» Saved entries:
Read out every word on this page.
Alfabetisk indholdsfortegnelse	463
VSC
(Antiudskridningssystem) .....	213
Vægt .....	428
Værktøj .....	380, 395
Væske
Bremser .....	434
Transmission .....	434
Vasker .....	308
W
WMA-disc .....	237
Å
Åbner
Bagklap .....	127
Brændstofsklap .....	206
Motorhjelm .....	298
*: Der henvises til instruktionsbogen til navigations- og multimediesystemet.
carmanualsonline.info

» OBJECTIVE:
Retype the data in full and match it exactly.

» FULL ANSWER:
Read out every word on this page.
Alfabetisk indholdsfortegnelse	463
VSC
(Antiudskridningssystem) .....	213
Vægt .....	428
Værktøj .....	380, 395
Væske
Bremser .....	434
Transmission .....	434
Vasker .....	308
W
WMA-disc .....	237
Å
Åbner
Bagklap .....	127
Brændstofsklap .....	206
Motorhjelm .....	298
*: Der henvises til instruktionsbogen til navigations- og multimediesystemet.
carmanualsonline.info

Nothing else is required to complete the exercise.